• EXERCISE
Rewrite the lines below as a numbered list, omitting any blank lines.
○ ○ ○
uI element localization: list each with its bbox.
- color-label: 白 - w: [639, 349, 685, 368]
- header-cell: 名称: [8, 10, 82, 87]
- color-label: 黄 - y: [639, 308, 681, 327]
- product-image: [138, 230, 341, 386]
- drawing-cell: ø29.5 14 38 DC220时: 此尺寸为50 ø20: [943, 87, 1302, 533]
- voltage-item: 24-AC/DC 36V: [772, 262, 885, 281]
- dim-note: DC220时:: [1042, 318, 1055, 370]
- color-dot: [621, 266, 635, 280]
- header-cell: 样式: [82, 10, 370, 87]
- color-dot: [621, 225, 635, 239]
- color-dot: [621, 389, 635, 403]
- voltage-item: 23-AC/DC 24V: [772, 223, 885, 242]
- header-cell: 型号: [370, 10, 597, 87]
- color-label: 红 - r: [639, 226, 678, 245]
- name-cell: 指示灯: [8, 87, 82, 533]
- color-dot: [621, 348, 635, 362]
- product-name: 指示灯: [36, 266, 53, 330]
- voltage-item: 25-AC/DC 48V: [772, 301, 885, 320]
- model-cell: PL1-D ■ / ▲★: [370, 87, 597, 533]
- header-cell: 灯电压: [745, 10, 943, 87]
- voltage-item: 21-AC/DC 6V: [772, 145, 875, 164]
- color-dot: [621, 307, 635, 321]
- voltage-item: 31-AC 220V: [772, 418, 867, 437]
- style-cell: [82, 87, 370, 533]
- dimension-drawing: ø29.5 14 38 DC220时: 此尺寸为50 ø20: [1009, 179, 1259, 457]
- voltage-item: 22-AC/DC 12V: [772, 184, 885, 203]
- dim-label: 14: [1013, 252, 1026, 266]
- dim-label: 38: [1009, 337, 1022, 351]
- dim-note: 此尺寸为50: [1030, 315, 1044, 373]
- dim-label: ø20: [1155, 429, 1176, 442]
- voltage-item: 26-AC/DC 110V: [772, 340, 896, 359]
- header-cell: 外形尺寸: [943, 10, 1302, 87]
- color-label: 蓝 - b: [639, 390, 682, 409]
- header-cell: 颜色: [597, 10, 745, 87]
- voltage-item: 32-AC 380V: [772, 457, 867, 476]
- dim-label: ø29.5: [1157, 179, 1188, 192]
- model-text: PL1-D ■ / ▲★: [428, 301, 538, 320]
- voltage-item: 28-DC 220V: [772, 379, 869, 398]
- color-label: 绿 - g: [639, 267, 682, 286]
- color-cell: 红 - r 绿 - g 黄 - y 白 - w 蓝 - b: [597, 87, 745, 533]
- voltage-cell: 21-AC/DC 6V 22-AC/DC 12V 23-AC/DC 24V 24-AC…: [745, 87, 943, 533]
○ ○ ○
• RESULT OF THE EXERCISE
1. uI element localization: list each with its bbox.
2. - color-label: 白 - w: [639, 349, 685, 368]
3. - header-cell: 名称: [8, 10, 82, 87]
4. - color-label: 黄 - y: [639, 308, 681, 327]
5. - product-image: [138, 230, 341, 386]
6. - drawing-cell: ø29.5 14 38 DC220时: 此尺寸为50 ø20: [943, 87, 1302, 533]
7. - voltage-item: 24-AC/DC 36V: [772, 262, 885, 281]
8. - dim-note: DC220时:: [1042, 318, 1055, 370]
9. - color-dot: [621, 266, 635, 280]
10. - header-cell: 样式: [82, 10, 370, 87]
11. - color-dot: [621, 225, 635, 239]
12. - color-dot: [621, 389, 635, 403]
13. - voltage-item: 23-AC/DC 24V: [772, 223, 885, 242]
14. - header-cell: 型号: [370, 10, 597, 87]
15. - color-label: 红 - r: [639, 226, 678, 245]
16. - name-cell: 指示灯: [8, 87, 82, 533]
17. - color-dot: [621, 348, 635, 362]
18. - product-name: 指示灯: [36, 266, 53, 330]
19. - voltage-item: 25-AC/DC 48V: [772, 301, 885, 320]
20. - model-cell: PL1-D ■ / ▲★: [370, 87, 597, 533]
21. - header-cell: 灯电压: [745, 10, 943, 87]
22. - voltage-item: 21-AC/DC 6V: [772, 145, 875, 164]
23. - color-dot: [621, 307, 635, 321]
24. - voltage-item: 31-AC 220V: [772, 418, 867, 437]
25. - style-cell: [82, 87, 370, 533]
26. - dimension-drawing: ø29.5 14 38 DC220时: 此尺寸为50 ø20: [1009, 179, 1259, 457]
27. - voltage-item: 22-AC/DC 12V: [772, 184, 885, 203]
28. - dim-label: 14: [1013, 252, 1026, 266]
29. - dim-label: 38: [1009, 337, 1022, 351]
30. - dim-note: 此尺寸为50: [1030, 315, 1044, 373]
31. - dim-label: ø20: [1155, 429, 1176, 442]
32. - voltage-item: 26-AC/DC 110V: [772, 340, 896, 359]
33. - header-cell: 外形尺寸: [943, 10, 1302, 87]
34. - color-label: 蓝 - b: [639, 390, 682, 409]
35. - header-cell: 颜色: [597, 10, 745, 87]
36. - voltage-item: 32-AC 380V: [772, 457, 867, 476]
37. - dim-label: ø29.5: [1157, 179, 1188, 192]
38. - model-text: PL1-D ■ / ▲★: [428, 301, 538, 320]
39. - voltage-item: 28-DC 220V: [772, 379, 869, 398]
40. - color-label: 绿 - g: [639, 267, 682, 286]
41. - color-cell: 红 - r 绿 - g 黄 - y 白 - w 蓝 - b: [597, 87, 745, 533]
42. - voltage-cell: 21-AC/DC 6V 22-AC/DC 12V 23-AC/DC 24V 24-AC…: [745, 87, 943, 533]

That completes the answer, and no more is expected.